__What the task asks__: Copy whichever lines contain the string "Windows".

__Listing__:

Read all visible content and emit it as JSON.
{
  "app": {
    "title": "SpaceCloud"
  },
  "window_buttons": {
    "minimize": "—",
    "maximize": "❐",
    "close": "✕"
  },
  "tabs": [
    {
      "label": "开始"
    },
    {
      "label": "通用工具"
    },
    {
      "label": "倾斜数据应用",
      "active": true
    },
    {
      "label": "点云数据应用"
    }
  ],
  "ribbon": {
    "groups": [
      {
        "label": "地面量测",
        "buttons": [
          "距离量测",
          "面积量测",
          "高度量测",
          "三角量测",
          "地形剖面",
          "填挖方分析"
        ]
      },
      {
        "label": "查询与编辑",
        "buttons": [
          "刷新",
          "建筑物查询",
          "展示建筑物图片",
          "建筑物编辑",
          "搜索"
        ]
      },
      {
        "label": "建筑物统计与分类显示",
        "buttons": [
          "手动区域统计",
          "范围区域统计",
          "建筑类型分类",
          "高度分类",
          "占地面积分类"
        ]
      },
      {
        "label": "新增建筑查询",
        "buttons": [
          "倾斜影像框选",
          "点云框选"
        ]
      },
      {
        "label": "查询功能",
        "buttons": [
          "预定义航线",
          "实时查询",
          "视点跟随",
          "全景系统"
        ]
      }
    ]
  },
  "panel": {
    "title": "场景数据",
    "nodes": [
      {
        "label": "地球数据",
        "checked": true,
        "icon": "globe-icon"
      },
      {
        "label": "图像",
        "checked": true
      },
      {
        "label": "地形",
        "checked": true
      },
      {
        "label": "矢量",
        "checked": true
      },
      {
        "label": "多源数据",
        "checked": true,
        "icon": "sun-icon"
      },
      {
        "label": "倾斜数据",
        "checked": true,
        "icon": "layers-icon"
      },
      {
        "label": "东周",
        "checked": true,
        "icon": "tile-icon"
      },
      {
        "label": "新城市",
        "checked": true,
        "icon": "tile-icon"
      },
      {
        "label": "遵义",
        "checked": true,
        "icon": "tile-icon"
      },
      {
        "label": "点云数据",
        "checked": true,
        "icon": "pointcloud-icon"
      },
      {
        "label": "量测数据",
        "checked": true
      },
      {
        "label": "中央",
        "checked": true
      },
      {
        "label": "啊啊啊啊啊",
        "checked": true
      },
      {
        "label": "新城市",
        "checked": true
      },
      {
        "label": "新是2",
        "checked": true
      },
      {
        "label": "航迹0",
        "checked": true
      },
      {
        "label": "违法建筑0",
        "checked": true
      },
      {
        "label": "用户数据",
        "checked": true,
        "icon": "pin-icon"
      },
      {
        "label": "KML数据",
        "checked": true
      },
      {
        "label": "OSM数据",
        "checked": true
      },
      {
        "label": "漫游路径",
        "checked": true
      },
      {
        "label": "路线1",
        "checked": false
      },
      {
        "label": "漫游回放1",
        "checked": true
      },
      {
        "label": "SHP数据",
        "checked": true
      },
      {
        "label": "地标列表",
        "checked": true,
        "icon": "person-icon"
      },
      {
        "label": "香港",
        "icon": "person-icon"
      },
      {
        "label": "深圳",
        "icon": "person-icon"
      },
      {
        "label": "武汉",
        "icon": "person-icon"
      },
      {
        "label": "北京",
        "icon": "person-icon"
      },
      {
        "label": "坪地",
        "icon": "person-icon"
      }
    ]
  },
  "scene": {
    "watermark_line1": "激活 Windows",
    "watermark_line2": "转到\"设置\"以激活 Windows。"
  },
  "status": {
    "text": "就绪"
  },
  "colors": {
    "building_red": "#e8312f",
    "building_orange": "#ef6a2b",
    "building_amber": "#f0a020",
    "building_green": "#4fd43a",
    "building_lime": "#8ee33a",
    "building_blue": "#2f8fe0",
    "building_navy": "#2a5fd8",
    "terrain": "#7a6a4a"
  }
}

---

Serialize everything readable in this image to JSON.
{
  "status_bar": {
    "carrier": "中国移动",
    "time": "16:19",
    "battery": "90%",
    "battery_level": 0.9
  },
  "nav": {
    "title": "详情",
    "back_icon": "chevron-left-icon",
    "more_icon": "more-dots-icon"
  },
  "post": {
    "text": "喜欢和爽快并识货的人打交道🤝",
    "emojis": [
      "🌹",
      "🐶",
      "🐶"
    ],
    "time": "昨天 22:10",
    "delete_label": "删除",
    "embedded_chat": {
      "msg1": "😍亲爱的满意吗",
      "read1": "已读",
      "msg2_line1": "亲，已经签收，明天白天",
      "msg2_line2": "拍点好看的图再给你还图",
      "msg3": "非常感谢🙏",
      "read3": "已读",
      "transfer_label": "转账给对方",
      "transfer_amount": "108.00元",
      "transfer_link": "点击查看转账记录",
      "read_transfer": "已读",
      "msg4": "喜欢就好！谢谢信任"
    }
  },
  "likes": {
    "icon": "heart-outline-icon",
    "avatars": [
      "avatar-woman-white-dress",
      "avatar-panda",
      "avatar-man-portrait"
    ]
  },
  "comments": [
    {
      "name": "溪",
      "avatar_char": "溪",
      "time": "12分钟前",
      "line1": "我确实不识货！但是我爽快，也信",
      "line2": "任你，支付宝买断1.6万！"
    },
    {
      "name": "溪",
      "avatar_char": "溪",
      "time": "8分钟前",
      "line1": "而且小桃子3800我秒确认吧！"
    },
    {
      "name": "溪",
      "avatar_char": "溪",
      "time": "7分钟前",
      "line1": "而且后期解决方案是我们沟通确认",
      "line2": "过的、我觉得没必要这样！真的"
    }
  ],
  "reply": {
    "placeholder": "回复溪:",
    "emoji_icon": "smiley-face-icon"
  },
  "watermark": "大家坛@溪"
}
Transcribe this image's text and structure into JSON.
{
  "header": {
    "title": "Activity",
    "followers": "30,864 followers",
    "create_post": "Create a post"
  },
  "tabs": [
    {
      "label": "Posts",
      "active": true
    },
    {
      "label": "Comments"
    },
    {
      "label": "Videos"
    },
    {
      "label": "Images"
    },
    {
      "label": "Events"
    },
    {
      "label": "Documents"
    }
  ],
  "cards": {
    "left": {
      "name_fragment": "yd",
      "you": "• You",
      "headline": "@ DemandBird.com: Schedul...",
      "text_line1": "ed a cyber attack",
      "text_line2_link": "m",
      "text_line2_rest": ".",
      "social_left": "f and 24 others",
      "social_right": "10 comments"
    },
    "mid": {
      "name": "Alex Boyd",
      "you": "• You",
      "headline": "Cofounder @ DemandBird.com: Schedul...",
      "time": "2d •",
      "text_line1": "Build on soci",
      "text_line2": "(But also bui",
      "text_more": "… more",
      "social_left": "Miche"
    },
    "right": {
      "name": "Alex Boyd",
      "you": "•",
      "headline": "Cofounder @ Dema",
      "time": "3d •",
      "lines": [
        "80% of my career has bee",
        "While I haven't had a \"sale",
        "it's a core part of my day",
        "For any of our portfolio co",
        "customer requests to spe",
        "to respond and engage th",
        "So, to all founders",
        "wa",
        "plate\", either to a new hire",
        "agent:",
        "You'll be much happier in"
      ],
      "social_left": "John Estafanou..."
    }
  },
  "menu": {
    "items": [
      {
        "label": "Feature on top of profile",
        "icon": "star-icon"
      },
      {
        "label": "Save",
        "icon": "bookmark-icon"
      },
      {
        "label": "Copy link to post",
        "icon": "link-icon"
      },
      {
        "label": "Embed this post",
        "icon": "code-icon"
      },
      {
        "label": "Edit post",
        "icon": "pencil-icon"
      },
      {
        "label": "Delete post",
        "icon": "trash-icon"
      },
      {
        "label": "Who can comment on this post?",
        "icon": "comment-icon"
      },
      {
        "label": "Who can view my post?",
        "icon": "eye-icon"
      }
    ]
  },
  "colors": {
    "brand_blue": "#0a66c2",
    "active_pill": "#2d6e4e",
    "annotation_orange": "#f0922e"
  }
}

==

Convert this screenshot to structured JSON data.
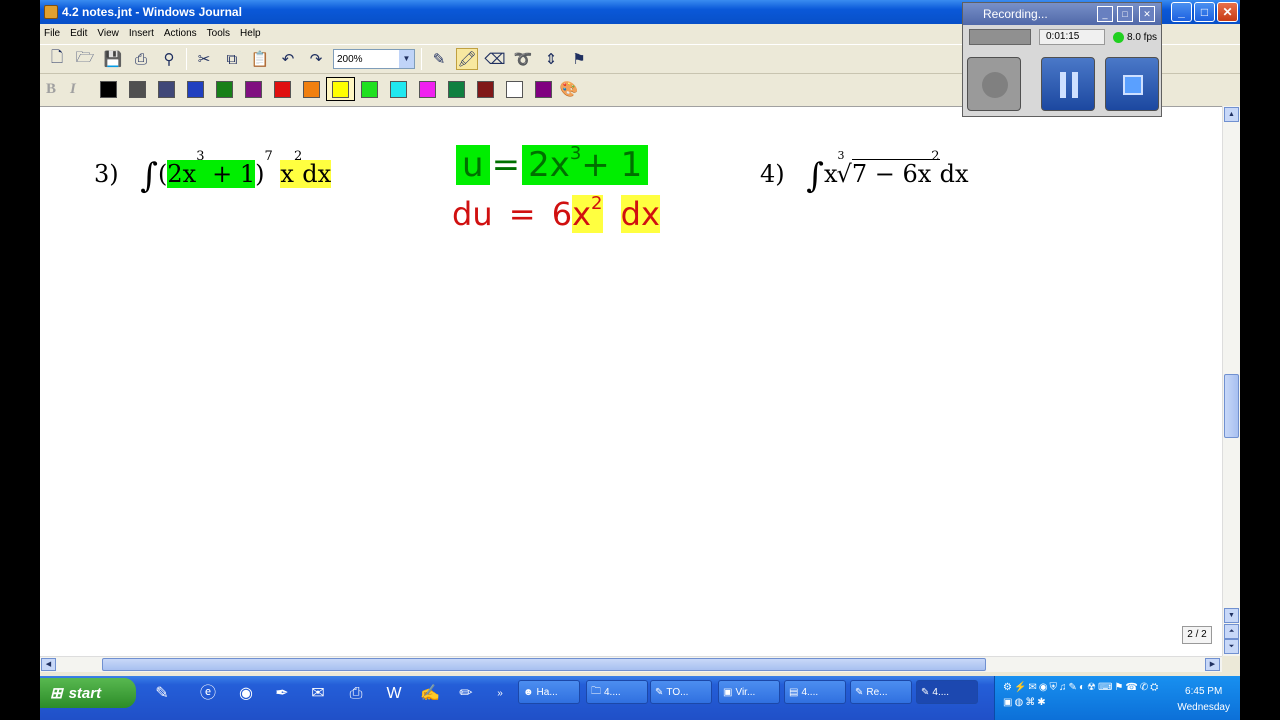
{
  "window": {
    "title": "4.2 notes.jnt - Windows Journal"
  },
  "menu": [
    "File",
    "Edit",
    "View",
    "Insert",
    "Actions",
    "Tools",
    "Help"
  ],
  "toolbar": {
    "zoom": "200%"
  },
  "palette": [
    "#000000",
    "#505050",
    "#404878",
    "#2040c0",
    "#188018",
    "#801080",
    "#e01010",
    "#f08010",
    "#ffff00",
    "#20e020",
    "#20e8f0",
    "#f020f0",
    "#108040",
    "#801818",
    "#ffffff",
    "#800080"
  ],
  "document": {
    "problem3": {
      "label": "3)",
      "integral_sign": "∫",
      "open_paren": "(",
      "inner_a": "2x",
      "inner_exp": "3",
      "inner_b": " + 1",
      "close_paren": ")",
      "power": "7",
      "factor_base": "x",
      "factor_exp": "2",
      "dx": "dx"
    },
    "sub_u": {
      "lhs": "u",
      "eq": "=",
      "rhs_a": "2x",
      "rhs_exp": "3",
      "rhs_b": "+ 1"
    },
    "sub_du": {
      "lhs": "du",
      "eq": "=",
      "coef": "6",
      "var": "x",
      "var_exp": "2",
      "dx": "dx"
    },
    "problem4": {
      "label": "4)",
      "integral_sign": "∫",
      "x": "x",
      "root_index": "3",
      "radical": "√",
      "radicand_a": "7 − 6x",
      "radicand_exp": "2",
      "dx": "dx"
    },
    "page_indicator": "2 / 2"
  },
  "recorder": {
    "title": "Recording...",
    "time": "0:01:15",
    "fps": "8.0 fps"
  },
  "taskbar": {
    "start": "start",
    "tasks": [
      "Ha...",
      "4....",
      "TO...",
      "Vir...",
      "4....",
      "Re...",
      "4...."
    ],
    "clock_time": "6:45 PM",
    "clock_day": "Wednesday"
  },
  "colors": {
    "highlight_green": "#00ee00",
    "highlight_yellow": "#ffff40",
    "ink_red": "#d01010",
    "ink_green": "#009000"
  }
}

__Exercise response__:
    "watermark_line1": "激活 Windows",
    "watermark_line2": "转到\"设置\"以激活 Windows。"
    "title": "4.2 notes.jnt - Windows Journal"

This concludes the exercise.